Word for word, print each line of the listing below; pictures stay out.

Records about charts and figures:
-----
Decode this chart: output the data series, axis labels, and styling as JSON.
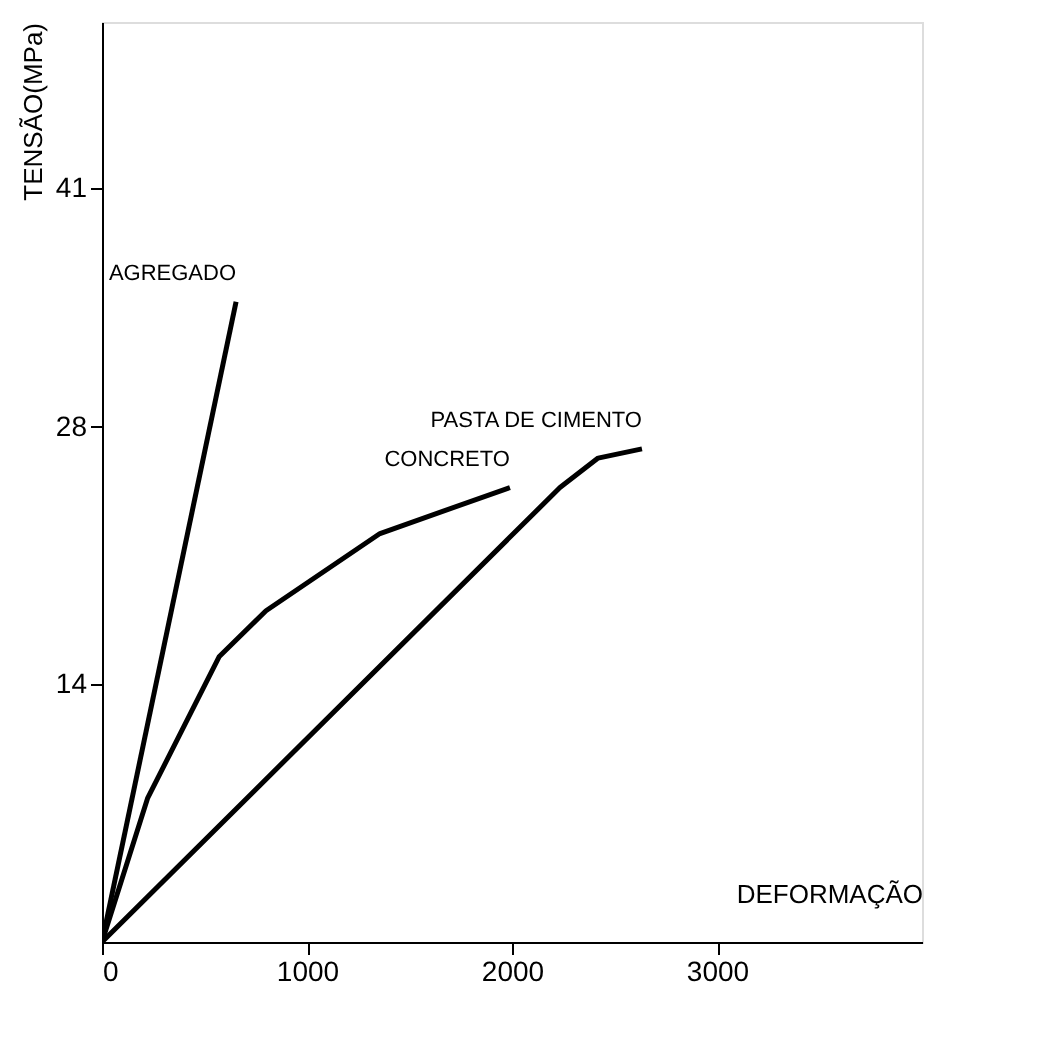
{
  "chart_data": {
    "type": "line",
    "xlabel": "DEFORMAÇÃO",
    "ylabel": "TENSÃO(MPa)",
    "xlim": [
      0,
      4000
    ],
    "ylim": [
      0,
      50
    ],
    "xticks": [
      0,
      1000,
      2000,
      3000
    ],
    "yticks": [
      14,
      28,
      41
    ],
    "grid": false,
    "marker": "none",
    "line_style": "solid",
    "series": [
      {
        "name": "AGREGADO",
        "color": "#000000",
        "x": [
          0,
          654
        ],
        "values": [
          0,
          34.8
        ]
      },
      {
        "name": "CONCRETO",
        "color": "#000000",
        "x": [
          0,
          222,
          571,
          800,
          1356,
          1990
        ],
        "values": [
          0,
          7.8,
          15.5,
          18.0,
          22.2,
          24.7
        ]
      },
      {
        "name": "PASTA DE CIMENTO",
        "color": "#000000",
        "x": [
          0,
          2234,
          2420,
          2634
        ],
        "values": [
          0,
          24.7,
          26.3,
          26.8
        ]
      }
    ]
  }
}
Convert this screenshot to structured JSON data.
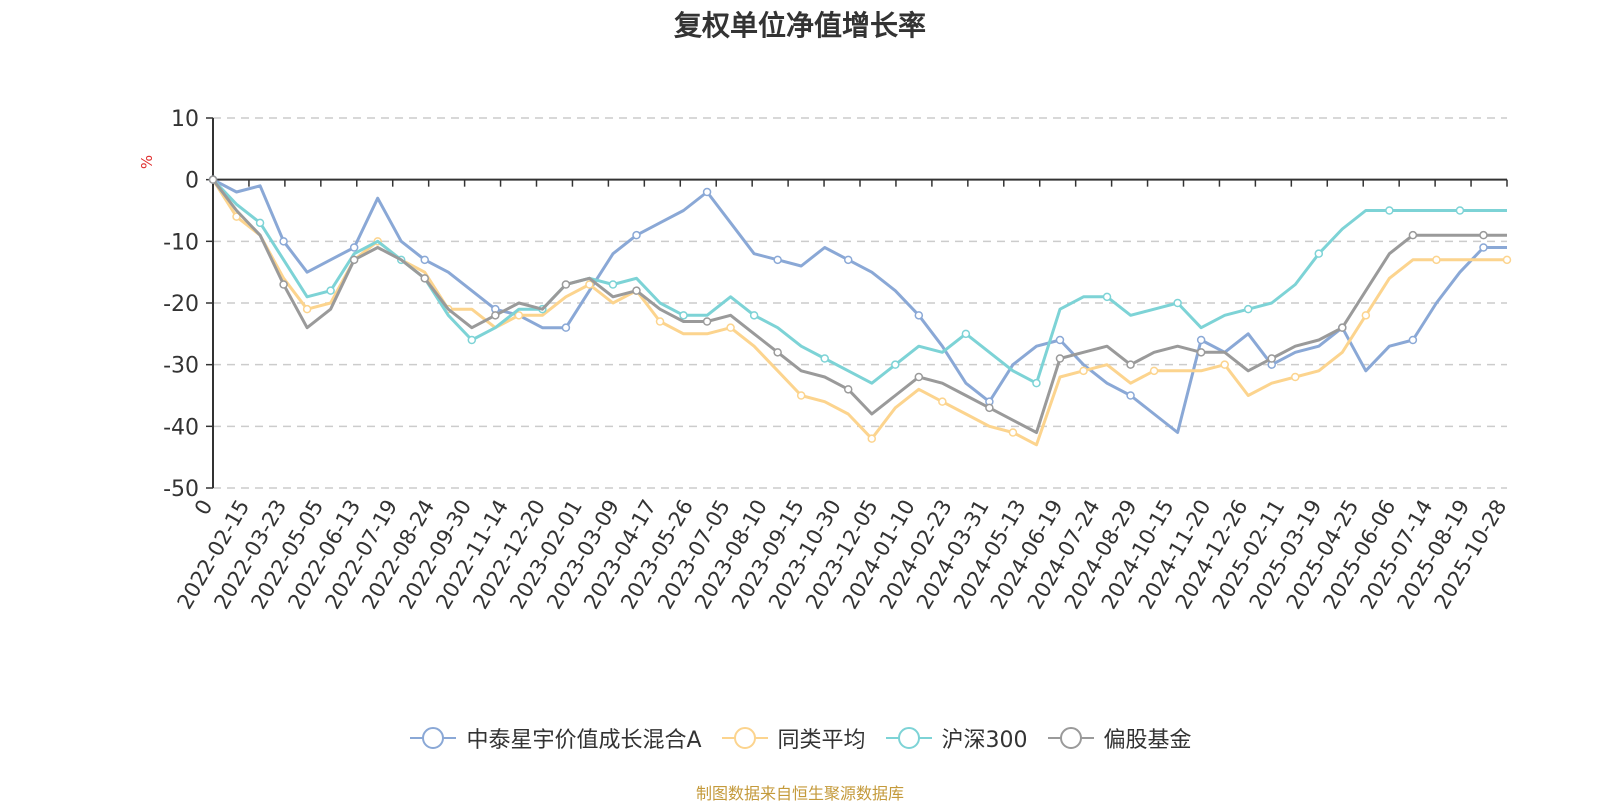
{
  "chart_data": {
    "type": "line",
    "title": "复权单位净值增长率",
    "ylabel": "%",
    "ylim": [
      -50,
      10
    ],
    "yticks": [
      10,
      0,
      -10,
      -20,
      -30,
      -40,
      -50
    ],
    "x_tick_labels": [
      "0",
      "2022-02-15",
      "2022-03-23",
      "2022-05-05",
      "2022-06-13",
      "2022-07-19",
      "2022-08-24",
      "2022-09-30",
      "2022-11-14",
      "2022-12-20",
      "2023-02-01",
      "2023-03-09",
      "2023-04-17",
      "2023-05-26",
      "2023-07-05",
      "2023-08-10",
      "2023-09-15",
      "2023-10-30",
      "2023-12-05",
      "2024-01-10",
      "2024-02-23",
      "2024-03-31",
      "2024-05-13",
      "2024-06-19",
      "2024-07-24",
      "2024-08-29",
      "2024-10-15",
      "2024-11-20",
      "2024-12-26",
      "2025-02-11",
      "2025-03-19",
      "2025-04-25",
      "2025-06-06",
      "2025-07-14",
      "2025-08-19",
      "2025-10-28"
    ],
    "grid": true,
    "legend_position": "bottom",
    "series": [
      {
        "name": "中泰星宇价值成长混合A",
        "color": "#8aa8d6",
        "values": [
          0,
          -2,
          -1,
          -10,
          -15,
          -13,
          -11,
          -3,
          -10,
          -13,
          -15,
          -18,
          -21,
          -22,
          -24,
          -24,
          -18,
          -12,
          -9,
          -7,
          -5,
          -2,
          -7,
          -12,
          -13,
          -14,
          -11,
          -13,
          -15,
          -18,
          -22,
          -27,
          -33,
          -36,
          -30,
          -27,
          -26,
          -30,
          -33,
          -35,
          -38,
          -41,
          -26,
          -28,
          -25,
          -30,
          -28,
          -27,
          -24,
          -31,
          -27,
          -26,
          -20,
          -15,
          -11,
          -11
        ]
      },
      {
        "name": "同类平均",
        "color": "#fcd48e",
        "values": [
          0,
          -6,
          -9,
          -16,
          -21,
          -20,
          -13,
          -10,
          -13,
          -15,
          -21,
          -21,
          -24,
          -22,
          -22,
          -19,
          -17,
          -20,
          -18,
          -23,
          -25,
          -25,
          -24,
          -27,
          -31,
          -35,
          -36,
          -38,
          -42,
          -37,
          -34,
          -36,
          -38,
          -40,
          -41,
          -43,
          -32,
          -31,
          -30,
          -33,
          -31,
          -31,
          -31,
          -30,
          -35,
          -33,
          -32,
          -31,
          -28,
          -22,
          -16,
          -13,
          -13,
          -13,
          -13,
          -13
        ]
      },
      {
        "name": "沪深300",
        "color": "#7dd3d6",
        "values": [
          0,
          -4,
          -7,
          -13,
          -19,
          -18,
          -12,
          -10,
          -13,
          -16,
          -22,
          -26,
          -24,
          -21,
          -21,
          -17,
          -16,
          -17,
          -16,
          -20,
          -22,
          -22,
          -19,
          -22,
          -24,
          -27,
          -29,
          -31,
          -33,
          -30,
          -27,
          -28,
          -25,
          -28,
          -31,
          -33,
          -21,
          -19,
          -19,
          -22,
          -21,
          -20,
          -24,
          -22,
          -21,
          -20,
          -17,
          -12,
          -8,
          -5,
          -5,
          -5,
          -5,
          -5,
          -5,
          -5
        ]
      },
      {
        "name": "偏股基金",
        "color": "#9a9a9a",
        "values": [
          0,
          -5,
          -9,
          -17,
          -24,
          -21,
          -13,
          -11,
          -13,
          -16,
          -21,
          -24,
          -22,
          -20,
          -21,
          -17,
          -16,
          -19,
          -18,
          -21,
          -23,
          -23,
          -22,
          -25,
          -28,
          -31,
          -32,
          -34,
          -38,
          -35,
          -32,
          -33,
          -35,
          -37,
          -39,
          -41,
          -29,
          -28,
          -27,
          -30,
          -28,
          -27,
          -28,
          -28,
          -31,
          -29,
          -27,
          -26,
          -24,
          -18,
          -12,
          -9,
          -9,
          -9,
          -9,
          -9
        ]
      }
    ]
  },
  "source_text": "制图数据来自恒生聚源数据库"
}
-----
■ Response to the exercise:
Decode this chart: output the data series, axis labels, and styling as JSON.
{
  "chart_data": {
    "type": "line",
    "xlabel": "DEFORMAÇÃO",
    "ylabel": "TENSÃO(MPa)",
    "xlim": [
      0,
      4000
    ],
    "ylim": [
      0,
      50
    ],
    "xticks": [
      0,
      1000,
      2000,
      3000
    ],
    "yticks": [
      14,
      28,
      41
    ],
    "grid": false,
    "marker": "none",
    "line_style": "solid",
    "series": [
      {
        "name": "AGREGADO",
        "color": "#000000",
        "x": [
          0,
          654
        ],
        "values": [
          0,
          34.8
        ]
      },
      {
        "name": "CONCRETO",
        "color": "#000000",
        "x": [
          0,
          222,
          571,
          800,
          1356,
          1990
        ],
        "values": [
          0,
          7.8,
          15.5,
          18.0,
          22.2,
          24.7
        ]
      },
      {
        "name": "PASTA DE CIMENTO",
        "color": "#000000",
        "x": [
          0,
          2234,
          2420,
          2634
        ],
        "values": [
          0,
          24.7,
          26.3,
          26.8
        ]
      }
    ]
  }
}
Convert this screenshot to structured JSON data.
{
  "chart_data": {
    "type": "line",
    "title": "复权单位净值增长率",
    "ylabel": "%",
    "ylim": [
      -50,
      10
    ],
    "yticks": [
      10,
      0,
      -10,
      -20,
      -30,
      -40,
      -50
    ],
    "x_tick_labels": [
      "0",
      "2022-02-15",
      "2022-03-23",
      "2022-05-05",
      "2022-06-13",
      "2022-07-19",
      "2022-08-24",
      "2022-09-30",
      "2022-11-14",
      "2022-12-20",
      "2023-02-01",
      "2023-03-09",
      "2023-04-17",
      "2023-05-26",
      "2023-07-05",
      "2023-08-10",
      "2023-09-15",
      "2023-10-30",
      "2023-12-05",
      "2024-01-10",
      "2024-02-23",
      "2024-03-31",
      "2024-05-13",
      "2024-06-19",
      "2024-07-24",
      "2024-08-29",
      "2024-10-15",
      "2024-11-20",
      "2024-12-26",
      "2025-02-11",
      "2025-03-19",
      "2025-04-25",
      "2025-06-06",
      "2025-07-14",
      "2025-08-19",
      "2025-10-28"
    ],
    "grid": true,
    "legend_position": "bottom",
    "series": [
      {
        "name": "中泰星宇价值成长混合A",
        "color": "#8aa8d6",
        "values": [
          0,
          -2,
          -1,
          -10,
          -15,
          -13,
          -11,
          -3,
          -10,
          -13,
          -15,
          -18,
          -21,
          -22,
          -24,
          -24,
          -18,
          -12,
          -9,
          -7,
          -5,
          -2,
          -7,
          -12,
          -13,
          -14,
          -11,
          -13,
          -15,
          -18,
          -22,
          -27,
          -33,
          -36,
          -30,
          -27,
          -26,
          -30,
          -33,
          -35,
          -38,
          -41,
          -26,
          -28,
          -25,
          -30,
          -28,
          -27,
          -24,
          -31,
          -27,
          -26,
          -20,
          -15,
          -11,
          -11
        ]
      },
      {
        "name": "同类平均",
        "color": "#fcd48e",
        "values": [
          0,
          -6,
          -9,
          -16,
          -21,
          -20,
          -13,
          -10,
          -13,
          -15,
          -21,
          -21,
          -24,
          -22,
          -22,
          -19,
          -17,
          -20,
          -18,
          -23,
          -25,
          -25,
          -24,
          -27,
          -31,
          -35,
          -36,
          -38,
          -42,
          -37,
          -34,
          -36,
          -38,
          -40,
          -41,
          -43,
          -32,
          -31,
          -30,
          -33,
          -31,
          -31,
          -31,
          -30,
          -35,
          -33,
          -32,
          -31,
          -28,
          -22,
          -16,
          -13,
          -13,
          -13,
          -13,
          -13
        ]
      },
      {
        "name": "沪深300",
        "color": "#7dd3d6",
        "values": [
          0,
          -4,
          -7,
          -13,
          -19,
          -18,
          -12,
          -10,
          -13,
          -16,
          -22,
          -26,
          -24,
          -21,
          -21,
          -17,
          -16,
          -17,
          -16,
          -20,
          -22,
          -22,
          -19,
          -22,
          -24,
          -27,
          -29,
          -31,
          -33,
          -30,
          -27,
          -28,
          -25,
          -28,
          -31,
          -33,
          -21,
          -19,
          -19,
          -22,
          -21,
          -20,
          -24,
          -22,
          -21,
          -20,
          -17,
          -12,
          -8,
          -5,
          -5,
          -5,
          -5,
          -5,
          -5,
          -5
        ]
      },
      {
        "name": "偏股基金",
        "color": "#9a9a9a",
        "values": [
          0,
          -5,
          -9,
          -17,
          -24,
          -21,
          -13,
          -11,
          -13,
          -16,
          -21,
          -24,
          -22,
          -20,
          -21,
          -17,
          -16,
          -19,
          -18,
          -21,
          -23,
          -23,
          -22,
          -25,
          -28,
          -31,
          -32,
          -34,
          -38,
          -35,
          -32,
          -33,
          -35,
          -37,
          -39,
          -41,
          -29,
          -28,
          -27,
          -30,
          -28,
          -27,
          -28,
          -28,
          -31,
          -29,
          -27,
          -26,
          -24,
          -18,
          -12,
          -9,
          -9,
          -9,
          -9,
          -9
        ]
      }
    ]
  },
  "source_text": "制图数据来自恒生聚源数据库"
}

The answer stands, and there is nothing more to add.